### WHAT YOU SHOULD DO
Can you pull out each line of the data below that includes the word "screenshot"?

### RECORDS PROVIDED
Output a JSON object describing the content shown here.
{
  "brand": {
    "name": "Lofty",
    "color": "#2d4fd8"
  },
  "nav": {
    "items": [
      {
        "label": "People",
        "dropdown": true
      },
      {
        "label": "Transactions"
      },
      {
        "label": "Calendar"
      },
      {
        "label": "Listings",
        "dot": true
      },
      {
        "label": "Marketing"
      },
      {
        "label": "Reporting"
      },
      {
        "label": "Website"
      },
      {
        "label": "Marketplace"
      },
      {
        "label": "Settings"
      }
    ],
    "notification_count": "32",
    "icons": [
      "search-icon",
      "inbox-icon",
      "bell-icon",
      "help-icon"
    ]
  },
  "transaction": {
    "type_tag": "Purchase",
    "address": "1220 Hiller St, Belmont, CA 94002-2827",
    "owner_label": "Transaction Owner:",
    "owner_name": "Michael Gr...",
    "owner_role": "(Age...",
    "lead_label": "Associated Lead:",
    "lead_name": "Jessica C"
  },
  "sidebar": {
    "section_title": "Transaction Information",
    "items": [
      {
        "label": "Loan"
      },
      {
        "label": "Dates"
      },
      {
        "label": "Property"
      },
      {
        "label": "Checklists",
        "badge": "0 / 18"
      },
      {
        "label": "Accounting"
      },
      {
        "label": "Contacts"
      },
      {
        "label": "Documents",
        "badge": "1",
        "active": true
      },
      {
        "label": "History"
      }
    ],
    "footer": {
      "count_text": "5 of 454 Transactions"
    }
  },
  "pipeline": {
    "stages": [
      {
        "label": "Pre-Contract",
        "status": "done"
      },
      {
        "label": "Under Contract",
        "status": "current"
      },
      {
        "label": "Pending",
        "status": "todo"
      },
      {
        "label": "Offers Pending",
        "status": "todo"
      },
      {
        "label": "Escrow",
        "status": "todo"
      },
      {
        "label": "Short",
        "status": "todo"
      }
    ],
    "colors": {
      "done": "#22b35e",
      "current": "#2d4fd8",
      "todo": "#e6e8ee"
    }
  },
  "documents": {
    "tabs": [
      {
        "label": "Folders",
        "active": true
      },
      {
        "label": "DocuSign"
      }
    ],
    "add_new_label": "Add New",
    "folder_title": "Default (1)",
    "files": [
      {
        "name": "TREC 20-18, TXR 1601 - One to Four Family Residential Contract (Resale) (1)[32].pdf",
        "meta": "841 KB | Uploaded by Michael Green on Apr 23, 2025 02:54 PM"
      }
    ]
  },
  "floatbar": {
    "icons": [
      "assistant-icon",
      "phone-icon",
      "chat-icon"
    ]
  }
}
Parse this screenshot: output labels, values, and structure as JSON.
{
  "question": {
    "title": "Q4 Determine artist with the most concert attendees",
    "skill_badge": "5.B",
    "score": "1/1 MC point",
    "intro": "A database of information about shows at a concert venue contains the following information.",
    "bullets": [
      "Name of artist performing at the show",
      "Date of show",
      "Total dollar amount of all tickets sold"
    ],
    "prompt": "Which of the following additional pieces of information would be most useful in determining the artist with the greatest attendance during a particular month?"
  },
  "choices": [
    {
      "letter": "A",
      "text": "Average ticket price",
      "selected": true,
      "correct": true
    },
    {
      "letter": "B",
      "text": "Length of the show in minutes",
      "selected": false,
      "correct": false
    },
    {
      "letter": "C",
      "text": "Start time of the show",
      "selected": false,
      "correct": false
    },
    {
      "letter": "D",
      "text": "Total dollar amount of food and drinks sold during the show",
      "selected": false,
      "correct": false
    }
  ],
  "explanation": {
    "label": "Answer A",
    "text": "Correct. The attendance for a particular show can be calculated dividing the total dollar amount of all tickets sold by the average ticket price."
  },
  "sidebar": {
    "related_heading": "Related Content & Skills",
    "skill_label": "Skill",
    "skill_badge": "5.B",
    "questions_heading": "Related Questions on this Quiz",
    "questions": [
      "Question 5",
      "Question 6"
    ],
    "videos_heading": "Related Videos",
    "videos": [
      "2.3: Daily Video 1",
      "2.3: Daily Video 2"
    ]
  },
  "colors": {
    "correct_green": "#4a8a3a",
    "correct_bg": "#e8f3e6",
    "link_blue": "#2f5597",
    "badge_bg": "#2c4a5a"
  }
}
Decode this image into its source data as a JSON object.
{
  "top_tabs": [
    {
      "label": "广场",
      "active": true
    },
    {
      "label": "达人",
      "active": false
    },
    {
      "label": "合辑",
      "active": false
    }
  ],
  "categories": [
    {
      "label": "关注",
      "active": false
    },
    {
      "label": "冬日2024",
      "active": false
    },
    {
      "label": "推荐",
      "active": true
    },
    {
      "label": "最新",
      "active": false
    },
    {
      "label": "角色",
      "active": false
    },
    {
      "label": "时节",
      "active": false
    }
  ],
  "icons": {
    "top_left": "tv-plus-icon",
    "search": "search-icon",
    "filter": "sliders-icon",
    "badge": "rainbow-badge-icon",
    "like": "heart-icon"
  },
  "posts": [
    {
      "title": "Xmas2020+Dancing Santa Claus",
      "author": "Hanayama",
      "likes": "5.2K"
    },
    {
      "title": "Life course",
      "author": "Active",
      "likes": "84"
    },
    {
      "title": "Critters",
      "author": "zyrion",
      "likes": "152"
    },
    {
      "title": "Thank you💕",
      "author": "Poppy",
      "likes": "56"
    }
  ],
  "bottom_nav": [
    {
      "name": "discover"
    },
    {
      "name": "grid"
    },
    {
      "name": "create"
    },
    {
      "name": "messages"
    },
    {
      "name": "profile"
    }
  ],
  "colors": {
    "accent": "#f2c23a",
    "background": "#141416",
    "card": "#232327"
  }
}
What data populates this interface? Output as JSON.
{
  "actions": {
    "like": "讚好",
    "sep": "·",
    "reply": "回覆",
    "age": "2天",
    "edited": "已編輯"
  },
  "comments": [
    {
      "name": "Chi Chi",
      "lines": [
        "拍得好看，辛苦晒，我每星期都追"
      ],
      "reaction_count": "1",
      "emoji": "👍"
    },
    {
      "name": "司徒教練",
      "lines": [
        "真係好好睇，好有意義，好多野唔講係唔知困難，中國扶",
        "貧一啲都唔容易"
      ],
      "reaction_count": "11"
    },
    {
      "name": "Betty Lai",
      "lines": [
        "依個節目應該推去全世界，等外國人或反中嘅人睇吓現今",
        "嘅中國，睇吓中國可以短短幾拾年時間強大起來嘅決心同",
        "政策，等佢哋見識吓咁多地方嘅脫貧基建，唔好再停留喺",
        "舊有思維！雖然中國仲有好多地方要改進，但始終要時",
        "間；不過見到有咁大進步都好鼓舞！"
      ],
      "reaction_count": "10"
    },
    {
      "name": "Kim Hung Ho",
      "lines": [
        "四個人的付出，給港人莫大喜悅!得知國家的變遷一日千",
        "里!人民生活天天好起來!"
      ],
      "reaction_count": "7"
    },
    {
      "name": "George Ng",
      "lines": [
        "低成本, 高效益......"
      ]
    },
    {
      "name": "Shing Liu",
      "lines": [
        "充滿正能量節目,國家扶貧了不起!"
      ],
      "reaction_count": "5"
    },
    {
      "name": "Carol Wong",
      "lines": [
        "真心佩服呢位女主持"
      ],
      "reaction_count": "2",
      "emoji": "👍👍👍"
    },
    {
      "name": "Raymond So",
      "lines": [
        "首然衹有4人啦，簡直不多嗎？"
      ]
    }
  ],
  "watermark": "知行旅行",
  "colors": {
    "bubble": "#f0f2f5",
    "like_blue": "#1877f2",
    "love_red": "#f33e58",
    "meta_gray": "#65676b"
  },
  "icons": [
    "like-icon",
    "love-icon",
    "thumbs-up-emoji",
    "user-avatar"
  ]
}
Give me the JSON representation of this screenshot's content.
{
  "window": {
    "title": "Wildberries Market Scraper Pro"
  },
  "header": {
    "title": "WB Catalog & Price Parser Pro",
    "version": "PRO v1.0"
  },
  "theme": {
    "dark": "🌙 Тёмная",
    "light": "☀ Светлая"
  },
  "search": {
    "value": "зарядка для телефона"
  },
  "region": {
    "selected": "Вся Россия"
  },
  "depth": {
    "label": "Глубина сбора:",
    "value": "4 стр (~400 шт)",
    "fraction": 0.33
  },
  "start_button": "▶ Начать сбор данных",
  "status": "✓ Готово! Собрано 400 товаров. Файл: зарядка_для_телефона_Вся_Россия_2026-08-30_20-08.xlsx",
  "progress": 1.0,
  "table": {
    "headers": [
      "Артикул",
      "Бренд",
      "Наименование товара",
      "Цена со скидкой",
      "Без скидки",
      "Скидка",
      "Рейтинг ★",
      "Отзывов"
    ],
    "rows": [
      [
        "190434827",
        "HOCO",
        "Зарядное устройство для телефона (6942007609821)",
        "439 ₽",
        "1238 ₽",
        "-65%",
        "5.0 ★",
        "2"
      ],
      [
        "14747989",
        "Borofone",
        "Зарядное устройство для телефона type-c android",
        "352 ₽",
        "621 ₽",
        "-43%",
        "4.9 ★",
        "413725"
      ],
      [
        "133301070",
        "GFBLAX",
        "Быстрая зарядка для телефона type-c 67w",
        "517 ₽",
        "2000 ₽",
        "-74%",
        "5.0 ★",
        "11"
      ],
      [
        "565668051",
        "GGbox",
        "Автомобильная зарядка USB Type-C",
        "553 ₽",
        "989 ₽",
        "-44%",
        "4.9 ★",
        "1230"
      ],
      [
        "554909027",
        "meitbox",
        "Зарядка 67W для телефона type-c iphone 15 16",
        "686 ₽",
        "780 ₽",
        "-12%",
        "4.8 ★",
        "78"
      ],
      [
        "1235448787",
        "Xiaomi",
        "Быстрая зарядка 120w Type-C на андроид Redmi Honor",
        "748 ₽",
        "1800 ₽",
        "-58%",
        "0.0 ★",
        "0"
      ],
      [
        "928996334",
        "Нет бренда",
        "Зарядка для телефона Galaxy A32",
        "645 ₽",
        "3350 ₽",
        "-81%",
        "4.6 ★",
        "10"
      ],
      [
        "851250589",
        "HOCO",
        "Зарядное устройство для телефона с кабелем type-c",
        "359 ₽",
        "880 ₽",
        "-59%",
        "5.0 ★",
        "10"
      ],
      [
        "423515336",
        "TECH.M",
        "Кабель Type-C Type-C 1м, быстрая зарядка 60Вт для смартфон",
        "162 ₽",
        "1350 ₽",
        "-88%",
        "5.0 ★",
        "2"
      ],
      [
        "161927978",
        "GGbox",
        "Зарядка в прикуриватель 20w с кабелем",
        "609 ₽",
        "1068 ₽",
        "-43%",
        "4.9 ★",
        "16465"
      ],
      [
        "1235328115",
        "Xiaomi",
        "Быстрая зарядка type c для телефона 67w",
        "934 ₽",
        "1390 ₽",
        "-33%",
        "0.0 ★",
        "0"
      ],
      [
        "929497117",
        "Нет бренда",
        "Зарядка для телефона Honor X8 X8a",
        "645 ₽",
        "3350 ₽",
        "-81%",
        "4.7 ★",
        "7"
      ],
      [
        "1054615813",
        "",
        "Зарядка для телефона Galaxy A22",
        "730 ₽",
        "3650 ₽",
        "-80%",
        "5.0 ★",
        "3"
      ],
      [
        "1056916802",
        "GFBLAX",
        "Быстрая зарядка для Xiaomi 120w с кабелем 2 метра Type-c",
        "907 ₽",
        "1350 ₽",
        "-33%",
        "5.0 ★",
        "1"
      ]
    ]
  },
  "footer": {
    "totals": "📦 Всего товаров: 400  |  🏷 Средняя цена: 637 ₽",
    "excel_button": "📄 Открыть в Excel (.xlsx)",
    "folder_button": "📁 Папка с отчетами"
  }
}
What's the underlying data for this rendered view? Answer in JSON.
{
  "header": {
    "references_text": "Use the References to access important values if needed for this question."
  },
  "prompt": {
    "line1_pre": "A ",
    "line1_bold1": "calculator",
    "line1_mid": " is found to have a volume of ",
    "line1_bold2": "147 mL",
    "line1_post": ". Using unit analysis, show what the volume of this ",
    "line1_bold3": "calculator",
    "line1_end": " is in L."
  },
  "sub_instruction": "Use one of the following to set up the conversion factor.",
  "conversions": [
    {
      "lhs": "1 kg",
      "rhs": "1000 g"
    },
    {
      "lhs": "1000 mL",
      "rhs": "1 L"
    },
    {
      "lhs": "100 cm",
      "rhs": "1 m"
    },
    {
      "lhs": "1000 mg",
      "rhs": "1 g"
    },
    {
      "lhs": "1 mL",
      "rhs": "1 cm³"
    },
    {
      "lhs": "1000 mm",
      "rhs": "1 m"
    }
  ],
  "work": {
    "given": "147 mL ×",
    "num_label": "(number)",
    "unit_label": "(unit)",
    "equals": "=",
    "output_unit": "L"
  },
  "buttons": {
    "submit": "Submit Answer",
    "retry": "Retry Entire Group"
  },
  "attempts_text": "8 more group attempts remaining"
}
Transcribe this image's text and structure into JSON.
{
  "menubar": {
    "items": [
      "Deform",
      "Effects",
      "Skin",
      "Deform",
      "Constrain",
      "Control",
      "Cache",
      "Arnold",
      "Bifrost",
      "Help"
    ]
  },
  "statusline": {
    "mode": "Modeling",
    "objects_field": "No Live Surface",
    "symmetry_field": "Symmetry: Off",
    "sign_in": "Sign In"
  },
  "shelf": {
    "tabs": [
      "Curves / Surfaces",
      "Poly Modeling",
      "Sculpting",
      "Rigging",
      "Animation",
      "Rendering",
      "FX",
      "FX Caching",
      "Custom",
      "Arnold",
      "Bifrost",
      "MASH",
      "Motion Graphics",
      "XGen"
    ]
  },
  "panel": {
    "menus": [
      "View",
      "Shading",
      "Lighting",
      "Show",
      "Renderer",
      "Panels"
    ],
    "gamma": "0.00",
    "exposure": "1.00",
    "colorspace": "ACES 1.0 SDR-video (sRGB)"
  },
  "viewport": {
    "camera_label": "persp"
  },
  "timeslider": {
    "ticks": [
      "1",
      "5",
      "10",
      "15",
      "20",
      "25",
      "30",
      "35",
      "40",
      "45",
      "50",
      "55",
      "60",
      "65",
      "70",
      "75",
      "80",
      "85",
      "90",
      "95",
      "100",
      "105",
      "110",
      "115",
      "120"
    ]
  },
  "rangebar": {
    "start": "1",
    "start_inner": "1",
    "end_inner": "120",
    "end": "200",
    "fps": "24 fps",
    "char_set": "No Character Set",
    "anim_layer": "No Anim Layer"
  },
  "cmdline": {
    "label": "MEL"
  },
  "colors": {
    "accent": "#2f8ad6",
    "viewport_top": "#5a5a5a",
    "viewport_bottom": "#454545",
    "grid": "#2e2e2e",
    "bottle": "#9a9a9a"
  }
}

### RESULT FOR THIS EXERCISE
Parse this screenshot: output labels, values, and structure as JSON.
Give me the JSON representation of this screenshot's content.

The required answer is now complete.